▶ _AIM OF THE TASK_: Collect every line in the records below that contains the word "icon".

** Begin EXTRACTED INFORMATION **

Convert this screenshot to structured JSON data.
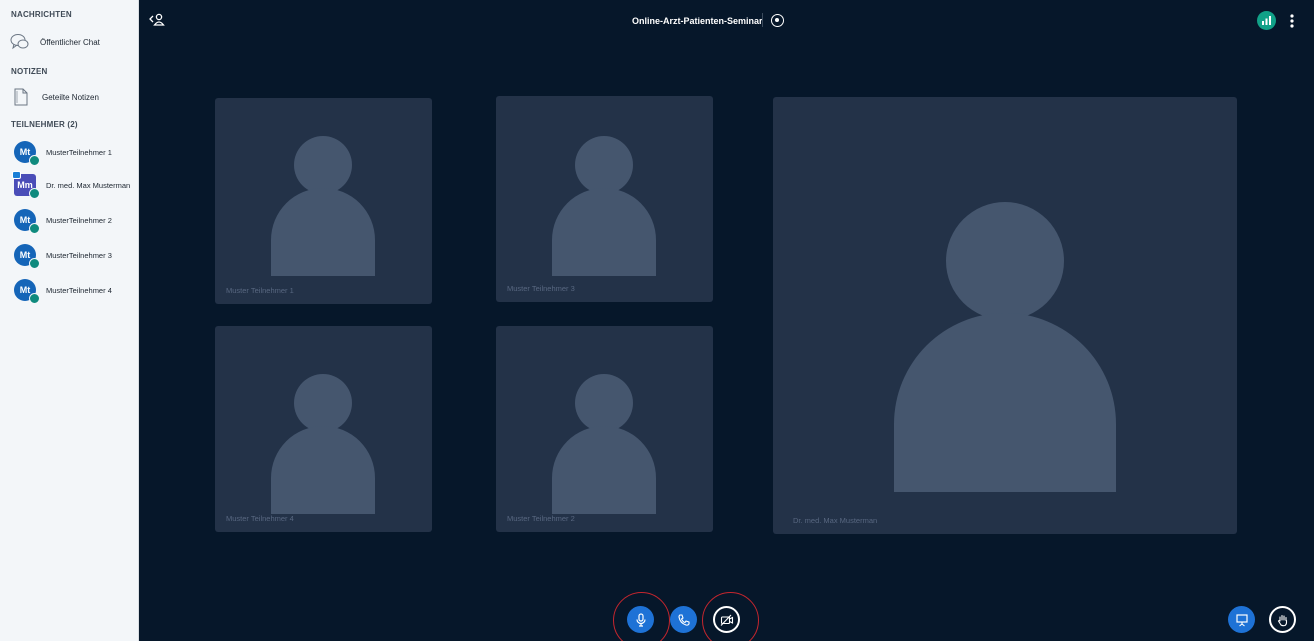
{
  "sidebar": {
    "messages_title": "NACHRICHTEN",
    "public_chat_label": "Öffentlicher Chat",
    "notes_title": "NOTIZEN",
    "shared_notes_label": "Geteilte Notizen",
    "participants_title": "TEILNEHMER (2)",
    "users": [
      {
        "initials": "Mt",
        "name": "MusterTeilnehmer 1",
        "role": "viewer"
      },
      {
        "initials": "Mm",
        "name": "Dr. med. Max Musterman",
        "role": "moderator"
      },
      {
        "initials": "Mt",
        "name": "MusterTeilnehmer 2",
        "role": "viewer"
      },
      {
        "initials": "Mt",
        "name": "MusterTeilnehmer 3",
        "role": "viewer"
      },
      {
        "initials": "Mt",
        "name": "MusterTeilnehmer 4",
        "role": "viewer"
      }
    ]
  },
  "header": {
    "title": "Online-Arzt-Patienten-Seminar"
  },
  "videos": [
    {
      "name": "Muster Teilnehmer 1"
    },
    {
      "name": "Muster Teilnehmer 3"
    },
    {
      "name": "Muster Teilnehmer 4"
    },
    {
      "name": "Muster Teilnehmer 2"
    },
    {
      "name": "Dr. med. Max Musterman"
    }
  ],
  "controls": {
    "mic_icon": "microphone-icon",
    "audio_icon": "phone-icon",
    "camera_icon": "camera-off-icon",
    "presentation_icon": "presentation-icon",
    "hand_icon": "raise-hand-icon"
  },
  "colors": {
    "main_bg": "#06172a",
    "tile_bg": "#233248",
    "placeholder": "#45566e",
    "accent_blue": "#1e72d6",
    "status_green": "#11a188",
    "highlight_red": "#c4262e"
  }
}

** End EXTRACTED INFORMATION **

▶ _THE REPLY_:
    "mic_icon": "microphone-icon",
    "audio_icon": "phone-icon",
    "camera_icon": "camera-off-icon",
    "presentation_icon": "presentation-icon",
    "hand_icon": "raise-hand-icon"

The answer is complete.